## Prompt
Your task is to transcribe all of the records exactly and leave out the pictures.

## Stored rows
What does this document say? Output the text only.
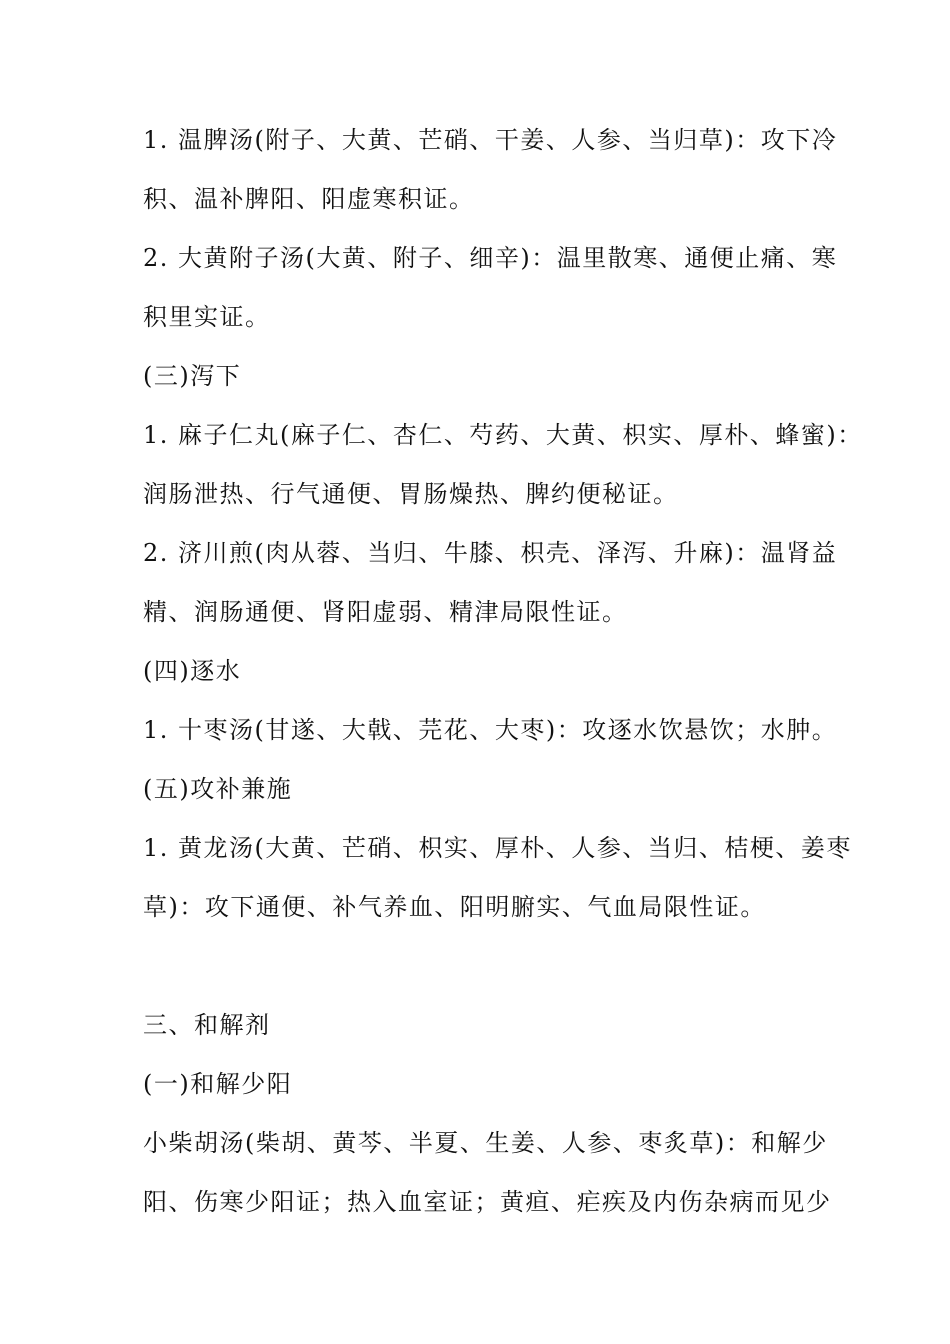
1. 温脾汤(附子、大黄、芒硝、干姜、人参、当归草)：攻下冷
积、温补脾阳、阳虚寒积证。
2. 大黄附子汤(大黄、附子、细辛)：温里散寒、通便止痛、寒
积里实证。
(三)泻下
1. 麻子仁丸(麻子仁、杏仁、芍药、大黄、枳实、厚朴、蜂蜜)：
润肠泄热、行气通便、胃肠燥热、脾约便秘证。
2. 济川煎(肉从蓉、当归、牛膝、枳壳、泽泻、升麻)：温肾益
精、润肠通便、肾阳虚弱、精津局限性证。
(四)逐水
1. 十枣汤(甘遂、大戟、芫花、大枣)：攻逐水饮悬饮；水肿。
(五)攻补兼施
1. 黄龙汤(大黄、芒硝、枳实、厚朴、人参、当归、桔梗、姜枣
草)：攻下通便、补气养血、阳明腑实、气血局限性证。
三、和解剂
(一)和解少阳
小柴胡汤(柴胡、黄芩、半夏、生姜、人参、枣炙草)：和解少
阳、伤寒少阳证；热入血室证；黄疸、疟疾及内伤杂病而见少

## Finished answer
What does this document say? Output the text only.
1. 温脾汤(附子、大黄、芒硝、干姜、人参、当归草)：攻下冷
积、温补脾阳、阳虚寒积证。
2. 大黄附子汤(大黄、附子、细辛)：温里散寒、通便止痛、寒
积里实证。
(三)泻下
1. 麻子仁丸(麻子仁、杏仁、芍药、大黄、枳实、厚朴、蜂蜜)：
润肠泄热、行气通便、胃肠燥热、脾约便秘证。
2. 济川煎(肉从蓉、当归、牛膝、枳壳、泽泻、升麻)：温肾益
精、润肠通便、肾阳虚弱、精津局限性证。
(四)逐水
1. 十枣汤(甘遂、大戟、芫花、大枣)：攻逐水饮悬饮；水肿。
(五)攻补兼施
1. 黄龙汤(大黄、芒硝、枳实、厚朴、人参、当归、桔梗、姜枣
草)：攻下通便、补气养血、阳明腑实、气血局限性证。
三、和解剂
(一)和解少阳
小柴胡汤(柴胡、黄芩、半夏、生姜、人参、枣炙草)：和解少
阳、伤寒少阳证；热入血室证；黄疸、疟疾及内伤杂病而见少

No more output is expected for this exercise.